- Task to complete -
Return every record below exactly as written, but leave out the pictures.

- Material provided -
╔══

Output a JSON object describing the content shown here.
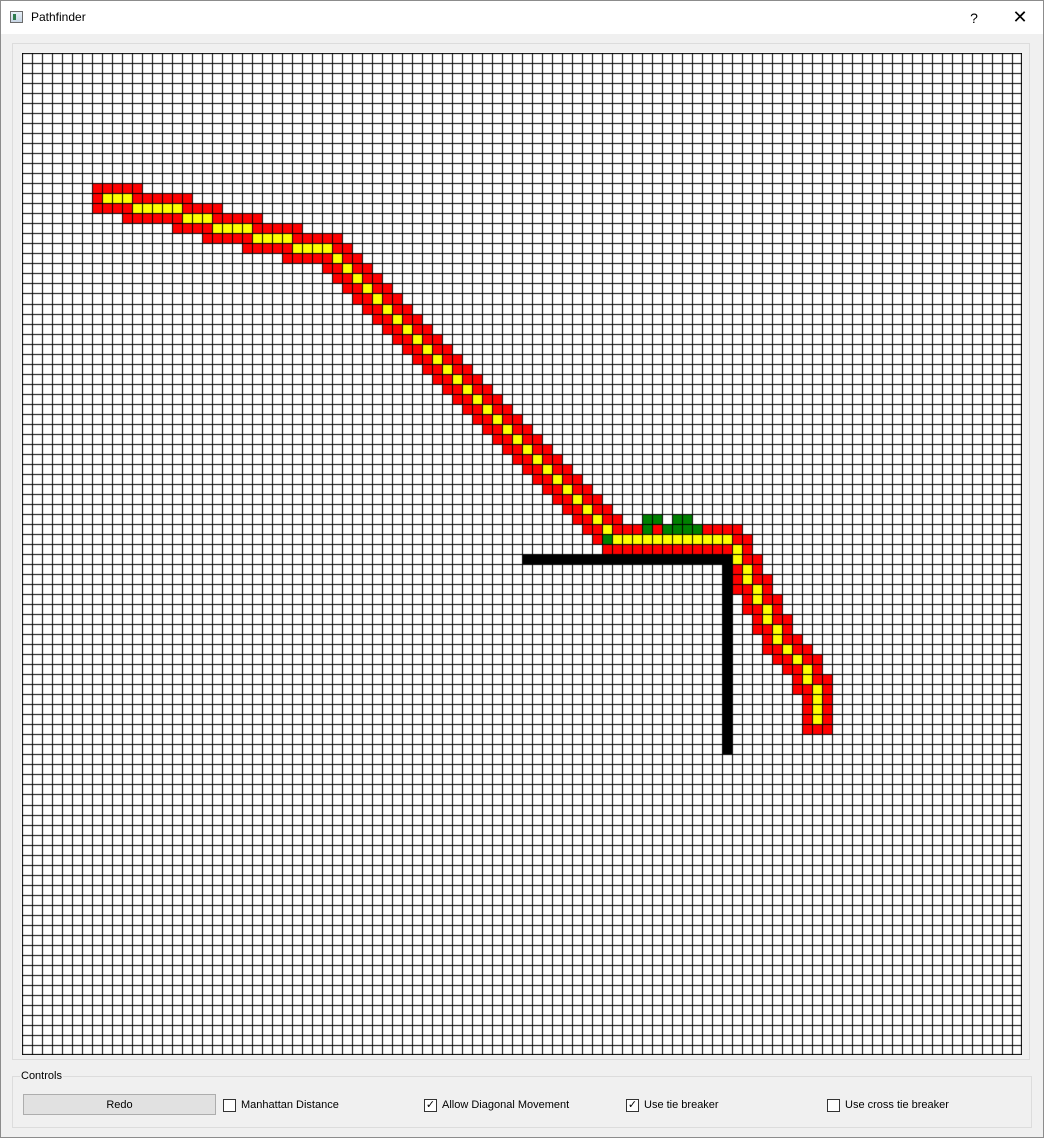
{
  "window": {
    "title": "Pathfinder",
    "help_glyph": "?",
    "close_glyph": "✕",
    "icon": "app-window-icon"
  },
  "grid": {
    "columns": 100,
    "rows": 100,
    "colors": {
      "empty": "#ffffff",
      "line": "#000000",
      "open": "#ff0000",
      "path": "#ffff00",
      "closed": "#008000",
      "wall": "#000000"
    },
    "walls": [
      [
        50,
        50
      ],
      [
        51,
        50
      ],
      [
        52,
        50
      ],
      [
        53,
        50
      ],
      [
        54,
        50
      ],
      [
        55,
        50
      ],
      [
        56,
        50
      ],
      [
        57,
        50
      ],
      [
        58,
        50
      ],
      [
        59,
        50
      ],
      [
        60,
        50
      ],
      [
        61,
        50
      ],
      [
        62,
        50
      ],
      [
        63,
        50
      ],
      [
        64,
        50
      ],
      [
        65,
        50
      ],
      [
        66,
        50
      ],
      [
        67,
        50
      ],
      [
        68,
        50
      ],
      [
        69,
        50
      ],
      [
        70,
        50
      ],
      [
        70,
        51
      ],
      [
        70,
        52
      ],
      [
        70,
        53
      ],
      [
        70,
        54
      ],
      [
        70,
        55
      ],
      [
        70,
        56
      ],
      [
        70,
        57
      ],
      [
        70,
        58
      ],
      [
        70,
        59
      ],
      [
        70,
        60
      ],
      [
        70,
        61
      ],
      [
        70,
        62
      ],
      [
        70,
        63
      ],
      [
        70,
        64
      ],
      [
        70,
        65
      ],
      [
        70,
        66
      ],
      [
        70,
        67
      ],
      [
        70,
        68
      ],
      [
        70,
        69
      ]
    ],
    "closed": [
      [
        62,
        46
      ],
      [
        63,
        46
      ],
      [
        65,
        46
      ],
      [
        66,
        46
      ],
      [
        62,
        47
      ],
      [
        64,
        47
      ],
      [
        65,
        47
      ],
      [
        66,
        47
      ],
      [
        67,
        47
      ],
      [
        58,
        48
      ],
      [
        59,
        48
      ],
      [
        60,
        48
      ]
    ],
    "path": [
      [
        8,
        14
      ],
      [
        9,
        14
      ],
      [
        10,
        14
      ],
      [
        11,
        15
      ],
      [
        12,
        15
      ],
      [
        13,
        15
      ],
      [
        14,
        15
      ],
      [
        15,
        15
      ],
      [
        16,
        16
      ],
      [
        17,
        16
      ],
      [
        18,
        16
      ],
      [
        19,
        17
      ],
      [
        20,
        17
      ],
      [
        21,
        17
      ],
      [
        22,
        17
      ],
      [
        23,
        18
      ],
      [
        24,
        18
      ],
      [
        25,
        18
      ],
      [
        26,
        18
      ],
      [
        27,
        19
      ],
      [
        28,
        19
      ],
      [
        29,
        19
      ],
      [
        30,
        19
      ],
      [
        31,
        20
      ],
      [
        32,
        21
      ],
      [
        33,
        22
      ],
      [
        34,
        23
      ],
      [
        35,
        24
      ],
      [
        36,
        25
      ],
      [
        37,
        26
      ],
      [
        38,
        27
      ],
      [
        39,
        28
      ],
      [
        40,
        29
      ],
      [
        41,
        30
      ],
      [
        42,
        31
      ],
      [
        43,
        32
      ],
      [
        44,
        33
      ],
      [
        45,
        34
      ],
      [
        46,
        35
      ],
      [
        47,
        36
      ],
      [
        48,
        37
      ],
      [
        49,
        38
      ],
      [
        50,
        39
      ],
      [
        51,
        40
      ],
      [
        52,
        41
      ],
      [
        53,
        42
      ],
      [
        54,
        43
      ],
      [
        55,
        44
      ],
      [
        56,
        45
      ],
      [
        57,
        46
      ],
      [
        58,
        47
      ],
      [
        59,
        48
      ],
      [
        60,
        48
      ],
      [
        61,
        48
      ],
      [
        62,
        48
      ],
      [
        63,
        48
      ],
      [
        64,
        48
      ],
      [
        65,
        48
      ],
      [
        66,
        48
      ],
      [
        67,
        48
      ],
      [
        68,
        48
      ],
      [
        69,
        48
      ],
      [
        70,
        48
      ],
      [
        71,
        49
      ],
      [
        71,
        50
      ],
      [
        72,
        51
      ],
      [
        72,
        52
      ],
      [
        73,
        53
      ],
      [
        73,
        54
      ],
      [
        74,
        55
      ],
      [
        74,
        56
      ],
      [
        75,
        57
      ],
      [
        75,
        58
      ],
      [
        76,
        59
      ],
      [
        77,
        60
      ],
      [
        78,
        61
      ],
      [
        78,
        62
      ],
      [
        79,
        63
      ],
      [
        79,
        64
      ],
      [
        79,
        65
      ],
      [
        79,
        66
      ]
    ],
    "path_halo": 1
  },
  "controls": {
    "legend": "Controls",
    "redo_label": "Redo",
    "manhattan": {
      "label": "Manhattan Distance",
      "checked": false
    },
    "diagonal": {
      "label": "Allow Diagonal Movement",
      "checked": true
    },
    "tie_breaker": {
      "label": "Use tie breaker",
      "checked": true
    },
    "cross_tie_breaker": {
      "label": "Use cross tie breaker",
      "checked": false
    },
    "check_glyph": "✓"
  }
}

╚══

- Solution to this exercise -
Output a JSON object describing the content shown here.
{
  "window": {
    "title": "Pathfinder",
    "help_glyph": "?",
    "close_glyph": "✕",
    "icon": "app-window-icon"
  },
  "grid": {
    "columns": 100,
    "rows": 100,
    "colors": {
      "empty": "#ffffff",
      "line": "#000000",
      "open": "#ff0000",
      "path": "#ffff00",
      "closed": "#008000",
      "wall": "#000000"
    },
    "walls": [
      [
        50,
        50
      ],
      [
        51,
        50
      ],
      [
        52,
        50
      ],
      [
        53,
        50
      ],
      [
        54,
        50
      ],
      [
        55,
        50
      ],
      [
        56,
        50
      ],
      [
        57,
        50
      ],
      [
        58,
        50
      ],
      [
        59,
        50
      ],
      [
        60,
        50
      ],
      [
        61,
        50
      ],
      [
        62,
        50
      ],
      [
        63,
        50
      ],
      [
        64,
        50
      ],
      [
        65,
        50
      ],
      [
        66,
        50
      ],
      [
        67,
        50
      ],
      [
        68,
        50
      ],
      [
        69,
        50
      ],
      [
        70,
        50
      ],
      [
        70,
        51
      ],
      [
        70,
        52
      ],
      [
        70,
        53
      ],
      [
        70,
        54
      ],
      [
        70,
        55
      ],
      [
        70,
        56
      ],
      [
        70,
        57
      ],
      [
        70,
        58
      ],
      [
        70,
        59
      ],
      [
        70,
        60
      ],
      [
        70,
        61
      ],
      [
        70,
        62
      ],
      [
        70,
        63
      ],
      [
        70,
        64
      ],
      [
        70,
        65
      ],
      [
        70,
        66
      ],
      [
        70,
        67
      ],
      [
        70,
        68
      ],
      [
        70,
        69
      ]
    ],
    "closed": [
      [
        62,
        46
      ],
      [
        63,
        46
      ],
      [
        65,
        46
      ],
      [
        66,
        46
      ],
      [
        62,
        47
      ],
      [
        64,
        47
      ],
      [
        65,
        47
      ],
      [
        66,
        47
      ],
      [
        67,
        47
      ],
      [
        58,
        48
      ],
      [
        59,
        48
      ],
      [
        60,
        48
      ]
    ],
    "path": [
      [
        8,
        14
      ],
      [
        9,
        14
      ],
      [
        10,
        14
      ],
      [
        11,
        15
      ],
      [
        12,
        15
      ],
      [
        13,
        15
      ],
      [
        14,
        15
      ],
      [
        15,
        15
      ],
      [
        16,
        16
      ],
      [
        17,
        16
      ],
      [
        18,
        16
      ],
      [
        19,
        17
      ],
      [
        20,
        17
      ],
      [
        21,
        17
      ],
      [
        22,
        17
      ],
      [
        23,
        18
      ],
      [
        24,
        18
      ],
      [
        25,
        18
      ],
      [
        26,
        18
      ],
      [
        27,
        19
      ],
      [
        28,
        19
      ],
      [
        29,
        19
      ],
      [
        30,
        19
      ],
      [
        31,
        20
      ],
      [
        32,
        21
      ],
      [
        33,
        22
      ],
      [
        34,
        23
      ],
      [
        35,
        24
      ],
      [
        36,
        25
      ],
      [
        37,
        26
      ],
      [
        38,
        27
      ],
      [
        39,
        28
      ],
      [
        40,
        29
      ],
      [
        41,
        30
      ],
      [
        42,
        31
      ],
      [
        43,
        32
      ],
      [
        44,
        33
      ],
      [
        45,
        34
      ],
      [
        46,
        35
      ],
      [
        47,
        36
      ],
      [
        48,
        37
      ],
      [
        49,
        38
      ],
      [
        50,
        39
      ],
      [
        51,
        40
      ],
      [
        52,
        41
      ],
      [
        53,
        42
      ],
      [
        54,
        43
      ],
      [
        55,
        44
      ],
      [
        56,
        45
      ],
      [
        57,
        46
      ],
      [
        58,
        47
      ],
      [
        59,
        48
      ],
      [
        60,
        48
      ],
      [
        61,
        48
      ],
      [
        62,
        48
      ],
      [
        63,
        48
      ],
      [
        64,
        48
      ],
      [
        65,
        48
      ],
      [
        66,
        48
      ],
      [
        67,
        48
      ],
      [
        68,
        48
      ],
      [
        69,
        48
      ],
      [
        70,
        48
      ],
      [
        71,
        49
      ],
      [
        71,
        50
      ],
      [
        72,
        51
      ],
      [
        72,
        52
      ],
      [
        73,
        53
      ],
      [
        73,
        54
      ],
      [
        74,
        55
      ],
      [
        74,
        56
      ],
      [
        75,
        57
      ],
      [
        75,
        58
      ],
      [
        76,
        59
      ],
      [
        77,
        60
      ],
      [
        78,
        61
      ],
      [
        78,
        62
      ],
      [
        79,
        63
      ],
      [
        79,
        64
      ],
      [
        79,
        65
      ],
      [
        79,
        66
      ]
    ],
    "path_halo": 1
  },
  "controls": {
    "legend": "Controls",
    "redo_label": "Redo",
    "manhattan": {
      "label": "Manhattan Distance",
      "checked": false
    },
    "diagonal": {
      "label": "Allow Diagonal Movement",
      "checked": true
    },
    "tie_breaker": {
      "label": "Use tie breaker",
      "checked": true
    },
    "cross_tie_breaker": {
      "label": "Use cross tie breaker",
      "checked": false
    },
    "check_glyph": "✓"
  }
}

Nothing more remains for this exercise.